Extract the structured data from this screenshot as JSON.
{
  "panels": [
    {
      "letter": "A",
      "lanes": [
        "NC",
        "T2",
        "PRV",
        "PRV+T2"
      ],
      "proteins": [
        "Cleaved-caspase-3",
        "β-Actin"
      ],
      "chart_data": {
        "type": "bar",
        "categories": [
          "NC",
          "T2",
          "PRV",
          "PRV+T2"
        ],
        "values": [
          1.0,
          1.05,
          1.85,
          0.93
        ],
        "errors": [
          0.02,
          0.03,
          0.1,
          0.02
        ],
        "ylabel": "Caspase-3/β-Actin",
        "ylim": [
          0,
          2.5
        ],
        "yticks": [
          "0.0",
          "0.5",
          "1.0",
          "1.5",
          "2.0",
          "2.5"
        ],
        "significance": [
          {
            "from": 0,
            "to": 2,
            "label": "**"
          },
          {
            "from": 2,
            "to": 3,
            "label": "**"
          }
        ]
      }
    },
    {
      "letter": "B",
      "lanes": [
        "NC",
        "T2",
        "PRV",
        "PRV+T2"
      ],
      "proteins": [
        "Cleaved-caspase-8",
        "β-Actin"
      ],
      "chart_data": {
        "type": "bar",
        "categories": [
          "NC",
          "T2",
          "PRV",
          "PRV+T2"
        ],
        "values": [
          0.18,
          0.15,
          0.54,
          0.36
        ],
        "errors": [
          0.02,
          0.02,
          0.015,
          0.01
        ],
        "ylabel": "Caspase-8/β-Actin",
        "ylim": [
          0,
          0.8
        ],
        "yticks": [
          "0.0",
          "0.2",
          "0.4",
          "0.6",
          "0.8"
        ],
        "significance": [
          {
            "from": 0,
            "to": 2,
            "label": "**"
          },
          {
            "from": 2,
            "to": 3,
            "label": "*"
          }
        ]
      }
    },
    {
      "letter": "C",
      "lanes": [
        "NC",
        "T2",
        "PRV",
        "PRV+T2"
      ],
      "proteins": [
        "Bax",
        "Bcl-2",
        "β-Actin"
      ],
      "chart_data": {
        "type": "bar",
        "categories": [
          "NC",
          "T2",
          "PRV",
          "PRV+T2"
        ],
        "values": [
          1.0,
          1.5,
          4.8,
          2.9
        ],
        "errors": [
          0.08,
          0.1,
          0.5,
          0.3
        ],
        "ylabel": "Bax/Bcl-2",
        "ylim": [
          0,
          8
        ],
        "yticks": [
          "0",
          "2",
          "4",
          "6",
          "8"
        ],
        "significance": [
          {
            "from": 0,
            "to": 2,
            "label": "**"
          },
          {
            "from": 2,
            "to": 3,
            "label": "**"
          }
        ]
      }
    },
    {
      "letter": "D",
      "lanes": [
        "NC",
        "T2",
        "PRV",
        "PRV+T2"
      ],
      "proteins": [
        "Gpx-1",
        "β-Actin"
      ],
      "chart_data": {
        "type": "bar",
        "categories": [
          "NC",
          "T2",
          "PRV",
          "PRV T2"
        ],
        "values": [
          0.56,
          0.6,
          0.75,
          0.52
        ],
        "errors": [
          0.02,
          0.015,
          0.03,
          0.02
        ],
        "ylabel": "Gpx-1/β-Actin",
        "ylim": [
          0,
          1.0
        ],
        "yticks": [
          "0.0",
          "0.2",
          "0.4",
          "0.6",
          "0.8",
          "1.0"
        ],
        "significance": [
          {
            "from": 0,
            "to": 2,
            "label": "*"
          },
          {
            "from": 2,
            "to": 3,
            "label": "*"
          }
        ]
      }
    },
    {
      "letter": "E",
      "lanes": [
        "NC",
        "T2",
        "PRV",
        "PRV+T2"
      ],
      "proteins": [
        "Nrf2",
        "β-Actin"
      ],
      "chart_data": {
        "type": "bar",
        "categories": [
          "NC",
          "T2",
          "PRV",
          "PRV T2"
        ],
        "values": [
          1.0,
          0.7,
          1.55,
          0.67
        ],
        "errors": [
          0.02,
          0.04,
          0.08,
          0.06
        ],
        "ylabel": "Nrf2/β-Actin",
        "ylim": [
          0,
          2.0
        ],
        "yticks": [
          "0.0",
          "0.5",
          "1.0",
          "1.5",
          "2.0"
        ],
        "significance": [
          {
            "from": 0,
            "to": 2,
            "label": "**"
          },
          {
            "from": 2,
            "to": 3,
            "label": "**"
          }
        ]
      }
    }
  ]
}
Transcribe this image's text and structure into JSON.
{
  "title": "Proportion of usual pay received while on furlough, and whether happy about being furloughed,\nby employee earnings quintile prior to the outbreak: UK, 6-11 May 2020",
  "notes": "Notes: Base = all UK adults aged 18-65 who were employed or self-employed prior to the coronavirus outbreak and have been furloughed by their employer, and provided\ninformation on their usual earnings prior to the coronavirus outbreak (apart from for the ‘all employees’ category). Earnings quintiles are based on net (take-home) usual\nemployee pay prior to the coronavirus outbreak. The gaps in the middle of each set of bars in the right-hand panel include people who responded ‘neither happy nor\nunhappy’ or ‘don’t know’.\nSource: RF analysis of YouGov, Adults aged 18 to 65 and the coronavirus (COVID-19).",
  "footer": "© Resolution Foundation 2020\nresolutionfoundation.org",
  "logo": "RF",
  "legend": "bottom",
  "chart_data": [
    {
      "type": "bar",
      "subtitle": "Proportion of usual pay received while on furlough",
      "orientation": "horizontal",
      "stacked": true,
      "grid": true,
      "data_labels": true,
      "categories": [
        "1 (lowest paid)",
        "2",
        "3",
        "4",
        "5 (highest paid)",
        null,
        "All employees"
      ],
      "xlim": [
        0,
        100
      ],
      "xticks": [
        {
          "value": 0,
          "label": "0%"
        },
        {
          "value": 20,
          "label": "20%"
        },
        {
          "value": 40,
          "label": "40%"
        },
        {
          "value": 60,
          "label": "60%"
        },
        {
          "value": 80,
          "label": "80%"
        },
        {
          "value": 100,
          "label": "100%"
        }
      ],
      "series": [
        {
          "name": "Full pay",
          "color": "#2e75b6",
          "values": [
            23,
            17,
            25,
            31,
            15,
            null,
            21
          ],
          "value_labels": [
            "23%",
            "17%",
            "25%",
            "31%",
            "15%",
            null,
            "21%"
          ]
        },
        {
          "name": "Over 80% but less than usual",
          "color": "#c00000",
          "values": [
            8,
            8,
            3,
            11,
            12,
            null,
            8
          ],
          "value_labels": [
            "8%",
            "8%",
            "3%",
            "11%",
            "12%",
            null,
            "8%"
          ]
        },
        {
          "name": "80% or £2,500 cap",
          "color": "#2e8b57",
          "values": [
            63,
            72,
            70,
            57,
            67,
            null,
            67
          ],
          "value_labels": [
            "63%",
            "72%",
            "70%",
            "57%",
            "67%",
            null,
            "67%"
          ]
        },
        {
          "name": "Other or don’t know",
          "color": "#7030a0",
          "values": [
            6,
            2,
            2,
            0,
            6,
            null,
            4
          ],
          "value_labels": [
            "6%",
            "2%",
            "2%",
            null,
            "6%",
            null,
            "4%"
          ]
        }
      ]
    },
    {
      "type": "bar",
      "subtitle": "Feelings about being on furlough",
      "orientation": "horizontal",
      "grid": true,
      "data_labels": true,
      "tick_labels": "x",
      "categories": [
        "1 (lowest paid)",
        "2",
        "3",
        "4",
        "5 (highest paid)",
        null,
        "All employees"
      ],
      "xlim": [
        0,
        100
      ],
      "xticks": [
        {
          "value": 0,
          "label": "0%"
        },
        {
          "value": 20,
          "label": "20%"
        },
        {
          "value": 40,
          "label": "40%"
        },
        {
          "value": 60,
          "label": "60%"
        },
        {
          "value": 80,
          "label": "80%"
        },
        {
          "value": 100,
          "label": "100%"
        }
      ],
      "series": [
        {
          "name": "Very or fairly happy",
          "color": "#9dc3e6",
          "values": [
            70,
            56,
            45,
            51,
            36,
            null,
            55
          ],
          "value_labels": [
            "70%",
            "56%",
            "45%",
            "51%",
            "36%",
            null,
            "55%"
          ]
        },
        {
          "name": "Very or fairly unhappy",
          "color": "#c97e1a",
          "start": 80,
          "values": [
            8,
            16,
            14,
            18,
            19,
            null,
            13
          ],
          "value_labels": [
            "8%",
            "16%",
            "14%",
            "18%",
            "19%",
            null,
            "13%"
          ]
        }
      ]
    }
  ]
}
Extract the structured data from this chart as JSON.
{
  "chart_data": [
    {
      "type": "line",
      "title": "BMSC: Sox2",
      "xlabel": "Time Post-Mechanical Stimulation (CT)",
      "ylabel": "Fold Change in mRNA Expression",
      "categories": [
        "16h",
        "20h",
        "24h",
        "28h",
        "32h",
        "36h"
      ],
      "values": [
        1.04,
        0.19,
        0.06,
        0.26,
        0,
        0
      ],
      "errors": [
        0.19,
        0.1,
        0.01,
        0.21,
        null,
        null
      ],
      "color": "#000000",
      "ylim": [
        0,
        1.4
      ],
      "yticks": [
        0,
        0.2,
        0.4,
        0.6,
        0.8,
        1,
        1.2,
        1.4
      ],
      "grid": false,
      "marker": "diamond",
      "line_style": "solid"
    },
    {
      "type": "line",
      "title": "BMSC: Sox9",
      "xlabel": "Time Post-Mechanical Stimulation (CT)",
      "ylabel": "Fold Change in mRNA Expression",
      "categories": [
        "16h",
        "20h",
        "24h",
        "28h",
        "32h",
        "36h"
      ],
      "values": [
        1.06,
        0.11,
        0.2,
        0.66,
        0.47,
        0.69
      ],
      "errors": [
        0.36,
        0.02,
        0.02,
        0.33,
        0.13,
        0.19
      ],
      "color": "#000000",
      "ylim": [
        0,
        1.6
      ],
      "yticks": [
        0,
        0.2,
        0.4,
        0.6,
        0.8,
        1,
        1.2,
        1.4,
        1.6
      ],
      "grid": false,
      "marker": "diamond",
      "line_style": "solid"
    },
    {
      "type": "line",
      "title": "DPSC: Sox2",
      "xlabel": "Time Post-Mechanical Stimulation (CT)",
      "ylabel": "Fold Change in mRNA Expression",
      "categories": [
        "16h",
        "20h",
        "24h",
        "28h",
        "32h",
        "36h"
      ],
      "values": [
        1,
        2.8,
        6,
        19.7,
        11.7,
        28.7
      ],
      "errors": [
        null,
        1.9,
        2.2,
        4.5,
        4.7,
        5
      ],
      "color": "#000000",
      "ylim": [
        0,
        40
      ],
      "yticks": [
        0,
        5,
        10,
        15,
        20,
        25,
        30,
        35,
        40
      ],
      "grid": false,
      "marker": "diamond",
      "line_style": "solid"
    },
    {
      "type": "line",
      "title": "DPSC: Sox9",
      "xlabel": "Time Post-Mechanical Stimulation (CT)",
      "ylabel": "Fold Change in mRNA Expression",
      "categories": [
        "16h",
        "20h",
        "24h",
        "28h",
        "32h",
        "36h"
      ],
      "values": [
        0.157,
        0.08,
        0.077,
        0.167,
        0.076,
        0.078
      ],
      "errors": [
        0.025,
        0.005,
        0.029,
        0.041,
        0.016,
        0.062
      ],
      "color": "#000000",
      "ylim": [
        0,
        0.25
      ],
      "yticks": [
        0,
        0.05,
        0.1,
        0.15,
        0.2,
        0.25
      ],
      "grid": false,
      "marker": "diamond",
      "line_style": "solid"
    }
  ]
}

......

Required work:
Filter the records for the string "color" and copy every line that holds it.

Expected output:
          "color": "#2e75b6",
          "color": "#c00000",
          "color": "#2e8b57",
          "color": "#7030a0",
          "color": "#9dc3e6",
          "color": "#c97e1a",
      "color": "#000000",
      "color": "#000000",
      "color": "#000000",
      "color": "#000000",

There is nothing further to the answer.